| SUMBER |
Contoh lain, si karyawan bekerja di sebuah ecommerce retail untuk produk fashion. Tapi ia sendiri juga buka online shop yang juga menjual produk-produk yang sama. Kalau begini, bisa saja terjadi konflik kepentingan. Peluang untuk melakukan kecurangan akan lebih besar.
3. Jangan ganggu alur kerja utama
Prioritaskan pekerjaan utama. Lakukan pekerjaan sampingan kita di waktu luang, misalnya sebelum dan setelah bekerja atau saat istirahat.
Perhatikan juga energi dan stamina kita. Jangan sampai karena terlalu fokus pada pekerjaan sampingan, kita jadi malah kehabisan tenaga untuk melakukan tugas-tugas kantor. Tapi, selama pekerjaan utama berjalan lancar, tentu nggak akan ada masalah.
Tapi jika terlihat hasilnya kurang maksimal, atau selalu meleset dari target, pekerjaan sampingan kita pasti jadi sorotan. Nggak tertutup kemungkinan atasan atau tim kerja akan melayangkan teguran.
4. Jangan ganggu rekan kerja
Apa pun pekerjaan sampingan yang dilakukan, pastikan kita tidak sampai mengganggu orang lain di kantor. Misalnya, menaruh barang-barang jualan di meja teman, atau menelepon klien dengan suara keras sehingga mengganggu konsentrasi kerja yang lain.
Selain itu, nggak ada salahnya juga kita sesekali memberi kesenangan pada teman-teman sekantor dari keuntungan pekerjaan sampingan kita, seperti membawa jajanan kecil atau camilan-camilan lain. Dengan demikian, mereka akan mendukung kita punya side job kan?
5. Gunakan barang pribadi
Melakukan pekerjaan sampingan mestinya juga harus punya modal. Betul? Meski di kantor tersedia telepon yang bebas kita gunakan, namun jangan sekali-sekali digunakan untuk keperluan side job pribadi kita.
Segala bentuk transaksi atau komunikasi untuk pekerjaan sampingan, sebaiknya kita gunakan milik pribadi. Hal ini untuk menghindari hal-hal yang tak mengenakkan yang bisa saja terjadi. Misalnya, suatu saat tagihan telepon kantor membengkak, kita bisa lo disalahkan walau mungkin kita hanya sesekali saja memakainya.
Daripada jadi masalah, lebih baik pakai properti pribadi saja. Ini berlaku bukan hanya untuk urusan telepon, tapi juga laptop, mesin faks, jasa office boy, mesin fotokopi, dan lain-lain.
6. Minta izin atasan
Dapat order untuk pekerjaan sampingan, sedangkan pekerjaan utama sudah selesai? Minta izinlah ke atasan.
Percayalah, pimpinan yang baik akan memberikan peluang agar bawahannya berkembang. Tapi lebih baik lagi kalau waktu kerja yang digunakan untuk melakukan side job diganti dengan pulang lebih lambat atau datang lebih awal kemudian.

| TUJUAN |
Dalam teks tentang pekerjaan sampingan di atas, kapan pekerjaan sampingan sebaiknya dikerjakan?

| DATA BARIS |
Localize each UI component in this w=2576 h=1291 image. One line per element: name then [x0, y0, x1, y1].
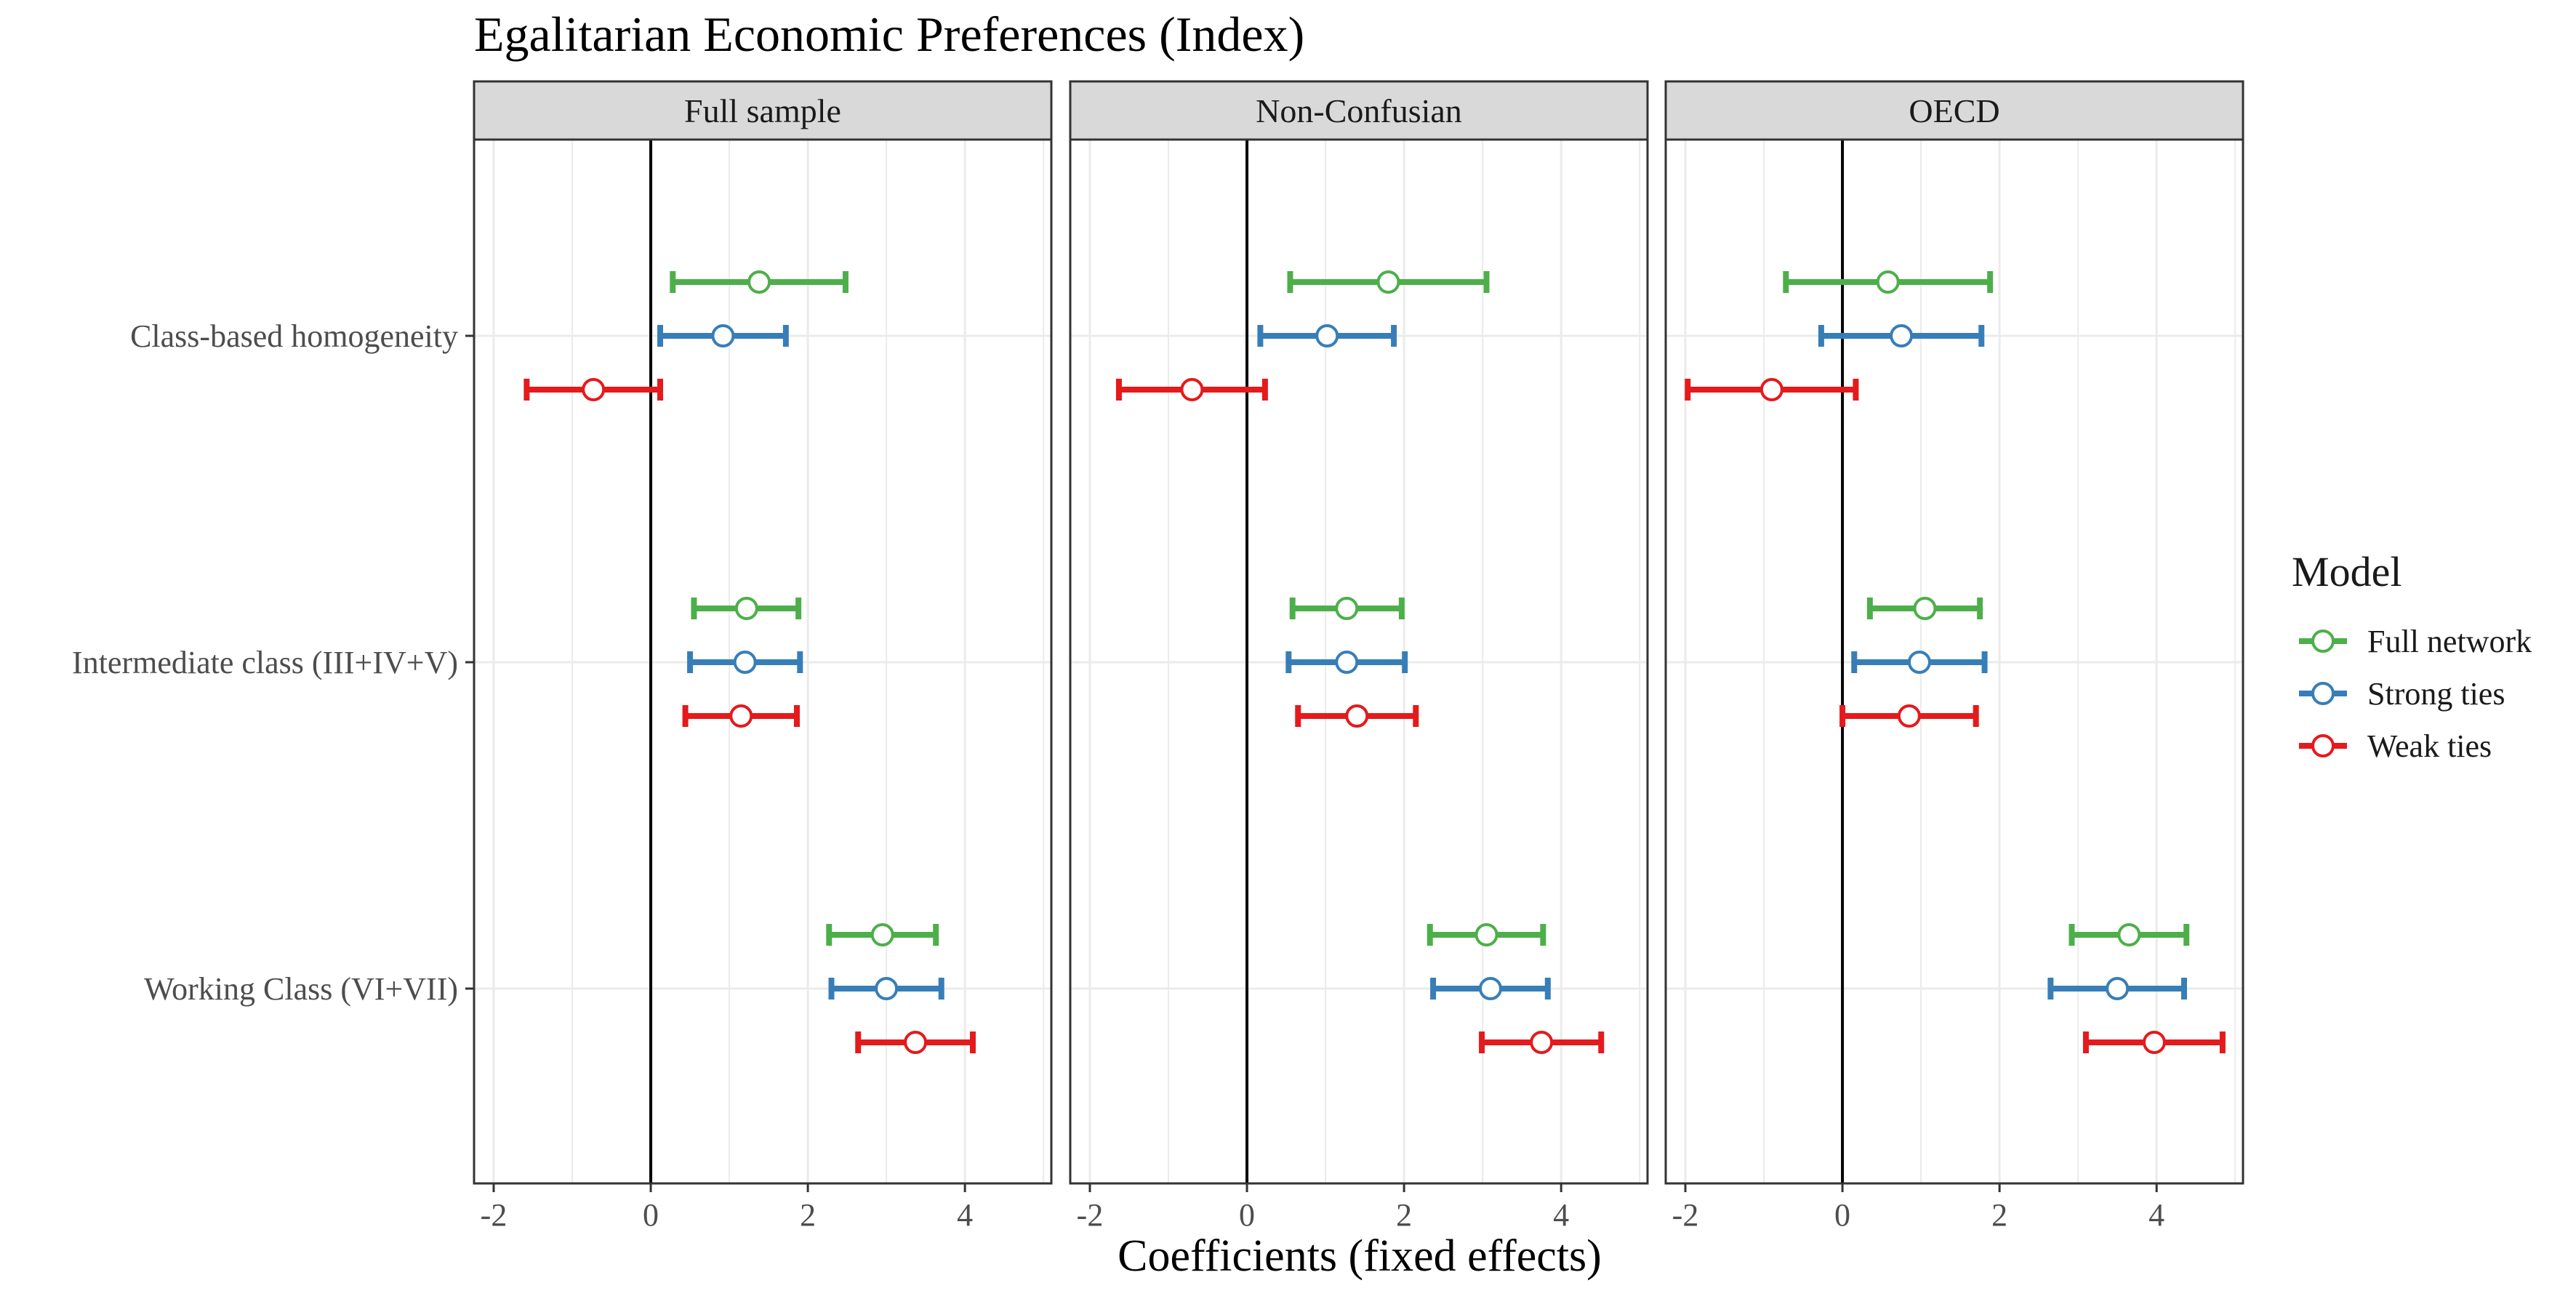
point-estimate — [1478, 977, 1502, 1000]
point-estimate — [1897, 704, 1921, 728]
legend-title: Model — [2292, 548, 2402, 595]
x-tick-label: -2 — [1672, 1197, 1699, 1233]
point-estimate — [582, 378, 606, 401]
point-estimate — [1913, 597, 1937, 620]
panel-border — [1069, 138, 1649, 1185]
point-estimate — [1474, 923, 1498, 946]
legend-entry-label: Strong ties — [2367, 676, 2505, 712]
legend-key-point — [2311, 682, 2335, 705]
point-estimate — [1376, 270, 1400, 294]
y-tick-label: Intermediate class (III+IV+V) — [72, 645, 458, 680]
point-estimate — [2117, 923, 2141, 946]
x-tick-label: 4 — [2148, 1197, 2164, 1233]
facet-panel: Full sample -2 0 2 4 — [473, 80, 1053, 1233]
point-estimate — [1315, 324, 1339, 347]
legend-key-point — [2311, 734, 2335, 757]
x-tick-label: 2 — [1991, 1197, 2007, 1233]
point-estimate — [1530, 1031, 1554, 1054]
legend-entry-label: Full network — [2367, 624, 2532, 659]
x-axis-title: Coefficients (fixed effects) — [1118, 1231, 1602, 1281]
point-estimate — [1760, 378, 1783, 401]
x-tick-label: 4 — [1553, 1197, 1569, 1233]
x-tick-label: 0 — [1239, 1197, 1255, 1233]
facet-panels: Full sample -2 0 2 4 Non-Confusian -2 0 2 4 OECD -2… — [473, 80, 2244, 1233]
x-tick-label: -2 — [481, 1197, 507, 1233]
point-estimate — [1335, 597, 1359, 620]
point-estimate — [2106, 977, 2130, 1000]
facet-panel: Non-Confusian -2 0 2 4 — [1069, 80, 1649, 1233]
point-estimate — [711, 324, 735, 347]
facet-strip — [1069, 80, 1649, 141]
point-estimate — [1180, 378, 1204, 401]
facet-label: Non-Confusian — [1256, 92, 1462, 129]
point-estimate — [747, 270, 771, 294]
point-estimate — [1907, 651, 1931, 674]
x-tick-label: 4 — [957, 1197, 973, 1233]
y-axis: Class-based homogeneity Intermediate clas… — [72, 318, 474, 1007]
point-estimate — [1345, 704, 1369, 728]
point-estimate — [729, 704, 753, 728]
panel-border — [1664, 138, 2244, 1185]
x-tick-label: 2 — [1396, 1197, 1412, 1233]
y-tick-label: Class-based homogeneity — [130, 318, 458, 354]
y-tick-label: Working Class (VI+VII) — [144, 971, 458, 1007]
point-estimate — [870, 923, 894, 946]
facet-label: Full sample — [684, 92, 841, 129]
point-estimate — [733, 651, 757, 674]
legend-key-point — [2311, 630, 2335, 653]
x-tick-label: 0 — [643, 1197, 659, 1233]
facet-strip — [1664, 80, 2244, 141]
x-tick-label: 2 — [800, 1197, 816, 1233]
point-estimate — [904, 1031, 928, 1054]
facet-label: OECD — [1909, 92, 1999, 129]
facet-strip — [473, 80, 1053, 141]
legend-entry-label: Weak ties — [2367, 728, 2492, 764]
legend: Model Full network Strong ties Weak ties — [2292, 548, 2532, 764]
point-estimate — [1335, 651, 1359, 674]
facet-panel: OECD -2 0 2 4 — [1664, 80, 2244, 1233]
point-estimate — [1890, 324, 1914, 347]
point-estimate — [1876, 270, 1900, 294]
x-tick-label: -2 — [1077, 1197, 1104, 1233]
chart-title: Egalitarian Economic Preferences (Index) — [474, 7, 1304, 62]
point-estimate — [2142, 1031, 2166, 1054]
point-estimate — [734, 597, 758, 620]
point-estimate — [875, 977, 899, 1000]
x-tick-label: 0 — [1834, 1197, 1850, 1233]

| JAWABAN LATIHAN |
Di waktu luang, misalnya sebelum dan setelah bekerja atau saat istirahat.